YOUR OBJECTIVE: Only lines with the word "Image" are needed; collect each of them from the listing below.

MATERIAL SHOWN:
⟨

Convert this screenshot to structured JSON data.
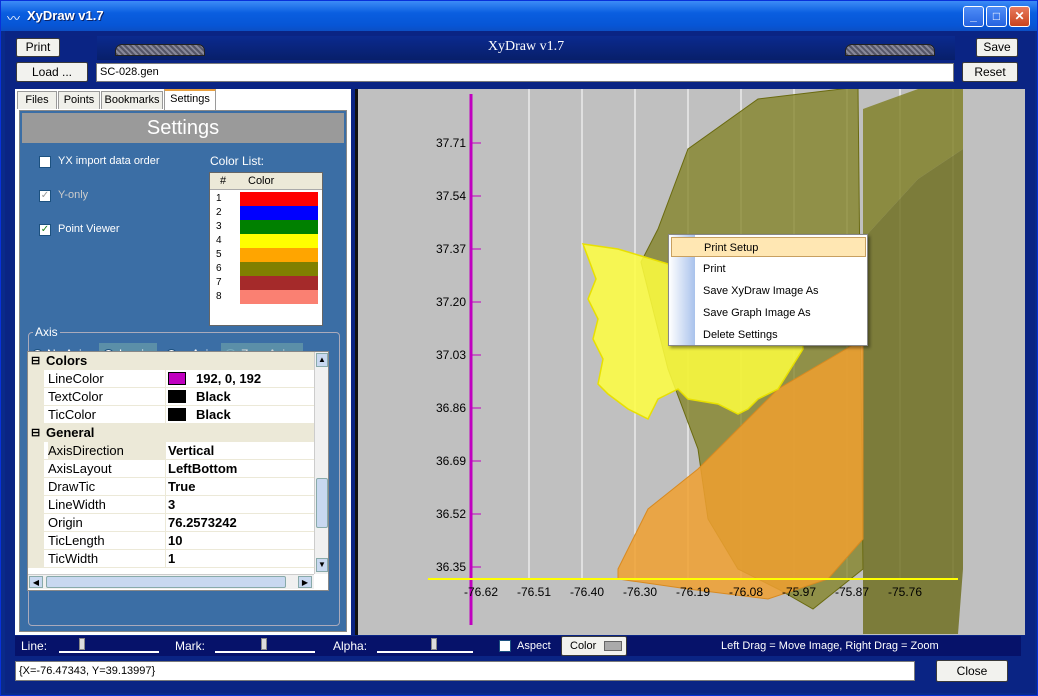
{
  "window": {
    "title": "XyDraw v1.7",
    "banner": "XyDraw v1.7"
  },
  "toolbar": {
    "print": "Print",
    "load": "Load ...",
    "file": "SC-028.gen",
    "save": "Save",
    "reset": "Reset"
  },
  "tabs": [
    "Files",
    "Points",
    "Bookmarks",
    "Settings"
  ],
  "settings": {
    "header": "Settings",
    "yx_import": "YX import data order",
    "y_only": "Y-only",
    "point_viewer": "Point Viewer",
    "color_list_label": "Color List:",
    "color_list_col_num": "#",
    "color_list_col_color": "Color",
    "colors": [
      {
        "n": "1",
        "hex": "#ff0000"
      },
      {
        "n": "2",
        "hex": "#0000ff"
      },
      {
        "n": "3",
        "hex": "#008000"
      },
      {
        "n": "4",
        "hex": "#ffff00"
      },
      {
        "n": "5",
        "hex": "#ffa500"
      },
      {
        "n": "6",
        "hex": "#808000"
      },
      {
        "n": "7",
        "hex": "#a52a2a"
      },
      {
        "n": "8",
        "hex": "#fa8072"
      }
    ],
    "axis_label": "Axis",
    "axis_opts": [
      "No Axis",
      "L axis",
      "+ Axis",
      "Zero Axis"
    ]
  },
  "props": {
    "cat_colors": "Colors",
    "cat_general": "General",
    "rows_colors": [
      {
        "name": "LineColor",
        "value": "192, 0, 192",
        "swatch": "#c000c0"
      },
      {
        "name": "TextColor",
        "value": "Black",
        "swatch": "#000000"
      },
      {
        "name": "TicColor",
        "value": "Black",
        "swatch": "#000000"
      }
    ],
    "rows_general": [
      {
        "name": "AxisDirection",
        "value": "Vertical"
      },
      {
        "name": "AxisLayout",
        "value": "LeftBottom"
      },
      {
        "name": "DrawTic",
        "value": "True"
      },
      {
        "name": "LineWidth",
        "value": "3"
      },
      {
        "name": "Origin",
        "value": "76.2573242"
      },
      {
        "name": "TicLength",
        "value": "10"
      },
      {
        "name": "TicWidth",
        "value": "1"
      }
    ]
  },
  "chart_data": {
    "type": "area",
    "yticks": [
      "37.71",
      "37.54",
      "37.37",
      "37.20",
      "37.03",
      "36.86",
      "36.69",
      "36.52",
      "36.35"
    ],
    "xticks": [
      "-76.62",
      "-76.51",
      "-76.40",
      "-76.30",
      "-76.19",
      "-76.08",
      "-75.97",
      "-75.87",
      "-75.76"
    ],
    "y_axis_color": "#c000c0",
    "x_axis_color": "#ffff00",
    "polygon_colors": [
      "#ffff40",
      "#f0a030",
      "#808020"
    ]
  },
  "context_menu": [
    "Print Setup",
    "Print",
    "Save  XyDraw Image As",
    "Save Graph Image As",
    "Delete Settings"
  ],
  "bottom": {
    "line": "Line:",
    "mark": "Mark:",
    "alpha": "Alpha:",
    "aspect": "Aspect",
    "color": "Color",
    "hint": "Left Drag = Move Image,   Right Drag = Zoom",
    "status": "{X=-76.47343, Y=39.13997}",
    "close": "Close"
  }
}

⟩

SOLUTION FOR THIS PROBLEM:
    "Save  XyDraw Image As",
    "Save Graph Image As",
    "hint": "Left Drag = Move Image,   Right Drag = Zoom",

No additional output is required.